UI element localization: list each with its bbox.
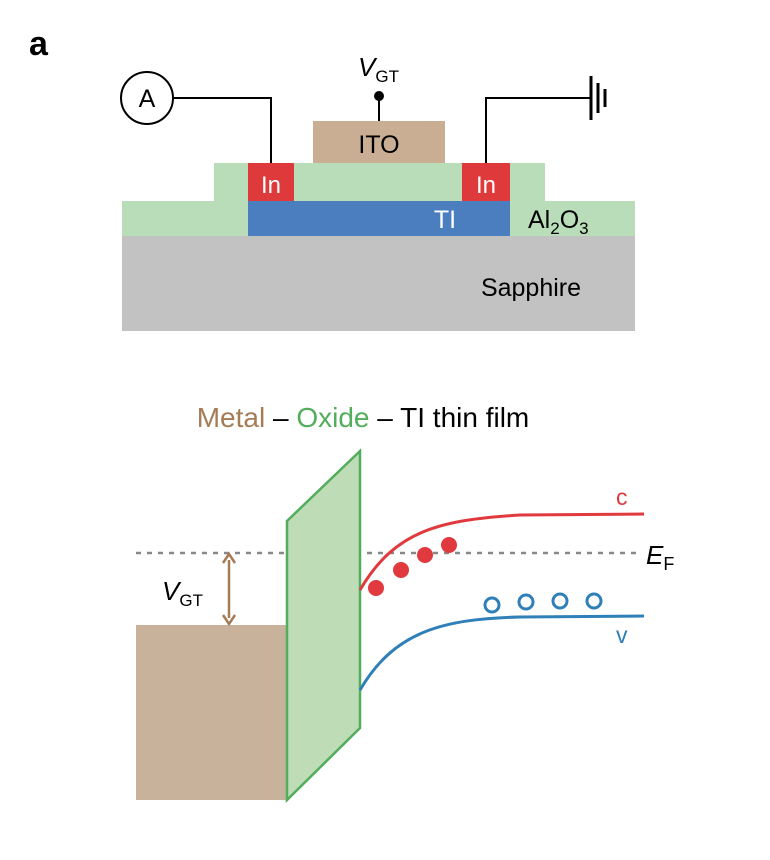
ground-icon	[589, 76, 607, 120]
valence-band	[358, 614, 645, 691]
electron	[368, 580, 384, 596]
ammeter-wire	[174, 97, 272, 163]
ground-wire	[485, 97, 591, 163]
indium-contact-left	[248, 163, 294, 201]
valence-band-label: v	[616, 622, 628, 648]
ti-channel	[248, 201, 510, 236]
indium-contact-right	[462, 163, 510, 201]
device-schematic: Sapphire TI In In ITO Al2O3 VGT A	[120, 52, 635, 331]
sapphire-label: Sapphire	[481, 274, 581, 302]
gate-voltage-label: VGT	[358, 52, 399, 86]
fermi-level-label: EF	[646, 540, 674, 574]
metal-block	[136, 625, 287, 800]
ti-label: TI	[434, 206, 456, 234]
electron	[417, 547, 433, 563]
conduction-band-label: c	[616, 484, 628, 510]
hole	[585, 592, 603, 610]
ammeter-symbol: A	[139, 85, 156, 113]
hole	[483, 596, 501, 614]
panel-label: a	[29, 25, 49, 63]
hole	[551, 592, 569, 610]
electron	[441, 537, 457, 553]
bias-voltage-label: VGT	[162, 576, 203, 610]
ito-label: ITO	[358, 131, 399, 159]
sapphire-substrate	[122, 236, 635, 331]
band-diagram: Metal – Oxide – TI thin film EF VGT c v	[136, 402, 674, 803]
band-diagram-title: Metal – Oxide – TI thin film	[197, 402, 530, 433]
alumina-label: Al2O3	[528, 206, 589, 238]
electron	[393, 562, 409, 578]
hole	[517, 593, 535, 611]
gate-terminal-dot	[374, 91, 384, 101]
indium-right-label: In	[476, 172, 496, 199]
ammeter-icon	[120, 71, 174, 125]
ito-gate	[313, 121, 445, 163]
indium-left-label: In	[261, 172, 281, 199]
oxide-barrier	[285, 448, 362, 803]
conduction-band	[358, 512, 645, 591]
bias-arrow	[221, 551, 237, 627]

WHAT THE TASK ASKS — Print the rows from the line containing "76, 607, 120]" through the line containing "592, 569, 610]", both lines included.

EXPECTED OUTPUT —
ground-icon	[589, 76, 607, 120]
valence-band	[358, 614, 645, 691]
electron	[368, 580, 384, 596]
ammeter-wire	[174, 97, 272, 163]
ground-wire	[485, 97, 591, 163]
indium-contact-left	[248, 163, 294, 201]
valence-band-label: v	[616, 622, 628, 648]
ti-channel	[248, 201, 510, 236]
indium-contact-right	[462, 163, 510, 201]
device-schematic: Sapphire TI In In ITO Al2O3 VGT A	[120, 52, 635, 331]
sapphire-label: Sapphire	[481, 274, 581, 302]
gate-voltage-label: VGT	[358, 52, 399, 86]
fermi-level-label: EF	[646, 540, 674, 574]
metal-block	[136, 625, 287, 800]
ti-label: TI	[434, 206, 456, 234]
electron	[417, 547, 433, 563]
conduction-band-label: c	[616, 484, 628, 510]
hole	[585, 592, 603, 610]
ammeter-symbol: A	[139, 85, 156, 113]
hole	[483, 596, 501, 614]
panel-label: a	[29, 25, 49, 63]
hole	[551, 592, 569, 610]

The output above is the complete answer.